INSTRUCTIONS FOR THE TASK :: Are you able to quote each entry exactly as written?

DATA TO USE ::

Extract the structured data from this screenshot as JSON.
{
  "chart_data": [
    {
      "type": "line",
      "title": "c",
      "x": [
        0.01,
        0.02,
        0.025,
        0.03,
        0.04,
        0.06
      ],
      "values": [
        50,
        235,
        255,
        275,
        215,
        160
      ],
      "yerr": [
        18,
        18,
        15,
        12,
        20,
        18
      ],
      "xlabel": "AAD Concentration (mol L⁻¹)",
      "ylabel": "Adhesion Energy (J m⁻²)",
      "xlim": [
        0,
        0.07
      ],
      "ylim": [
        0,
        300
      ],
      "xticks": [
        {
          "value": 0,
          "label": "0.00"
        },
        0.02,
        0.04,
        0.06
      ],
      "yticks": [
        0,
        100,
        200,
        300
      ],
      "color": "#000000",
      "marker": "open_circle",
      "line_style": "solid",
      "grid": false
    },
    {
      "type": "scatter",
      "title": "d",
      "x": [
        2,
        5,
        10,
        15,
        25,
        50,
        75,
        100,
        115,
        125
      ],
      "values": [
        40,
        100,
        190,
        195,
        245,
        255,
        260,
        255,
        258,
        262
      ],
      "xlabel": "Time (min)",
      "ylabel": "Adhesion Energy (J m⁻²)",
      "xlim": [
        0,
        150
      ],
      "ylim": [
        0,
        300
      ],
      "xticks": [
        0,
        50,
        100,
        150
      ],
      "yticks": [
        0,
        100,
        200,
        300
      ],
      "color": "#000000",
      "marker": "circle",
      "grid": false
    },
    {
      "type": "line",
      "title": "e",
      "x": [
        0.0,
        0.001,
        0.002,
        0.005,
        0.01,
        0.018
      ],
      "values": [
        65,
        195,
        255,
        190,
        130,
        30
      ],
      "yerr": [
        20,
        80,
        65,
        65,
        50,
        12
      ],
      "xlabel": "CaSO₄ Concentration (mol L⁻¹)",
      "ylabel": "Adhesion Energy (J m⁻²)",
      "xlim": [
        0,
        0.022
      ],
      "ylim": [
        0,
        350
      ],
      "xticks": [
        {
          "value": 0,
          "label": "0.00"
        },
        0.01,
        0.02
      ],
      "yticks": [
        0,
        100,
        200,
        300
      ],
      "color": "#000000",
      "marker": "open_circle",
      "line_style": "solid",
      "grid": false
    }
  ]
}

CORRECT OUTPUT ::
Extract the structured data from this screenshot as JSON.
{
  "chart_data": [
    {
      "type": "line",
      "title": "c",
      "x": [
        0.01,
        0.02,
        0.025,
        0.03,
        0.04,
        0.06
      ],
      "values": [
        50,
        235,
        255,
        275,
        215,
        160
      ],
      "yerr": [
        18,
        18,
        15,
        12,
        20,
        18
      ],
      "xlabel": "AAD Concentration (mol L⁻¹)",
      "ylabel": "Adhesion Energy (J m⁻²)",
      "xlim": [
        0,
        0.07
      ],
      "ylim": [
        0,
        300
      ],
      "xticks": [
        {
          "value": 0,
          "label": "0.00"
        },
        0.02,
        0.04,
        0.06
      ],
      "yticks": [
        0,
        100,
        200,
        300
      ],
      "color": "#000000",
      "marker": "open_circle",
      "line_style": "solid",
      "grid": false
    },
    {
      "type": "scatter",
      "title": "d",
      "x": [
        2,
        5,
        10,
        15,
        25,
        50,
        75,
        100,
        115,
        125
      ],
      "values": [
        40,
        100,
        190,
        195,
        245,
        255,
        260,
        255,
        258,
        262
      ],
      "xlabel": "Time (min)",
      "ylabel": "Adhesion Energy (J m⁻²)",
      "xlim": [
        0,
        150
      ],
      "ylim": [
        0,
        300
      ],
      "xticks": [
        0,
        50,
        100,
        150
      ],
      "yticks": [
        0,
        100,
        200,
        300
      ],
      "color": "#000000",
      "marker": "circle",
      "grid": false
    },
    {
      "type": "line",
      "title": "e",
      "x": [
        0.0,
        0.001,
        0.002,
        0.005,
        0.01,
        0.018
      ],
      "values": [
        65,
        195,
        255,
        190,
        130,
        30
      ],
      "yerr": [
        20,
        80,
        65,
        65,
        50,
        12
      ],
      "xlabel": "CaSO₄ Concentration (mol L⁻¹)",
      "ylabel": "Adhesion Energy (J m⁻²)",
      "xlim": [
        0,
        0.022
      ],
      "ylim": [
        0,
        350
      ],
      "xticks": [
        {
          "value": 0,
          "label": "0.00"
        },
        0.01,
        0.02
      ],
      "yticks": [
        0,
        100,
        200,
        300
      ],
      "color": "#000000",
      "marker": "open_circle",
      "line_style": "solid",
      "grid": false
    }
  ]
}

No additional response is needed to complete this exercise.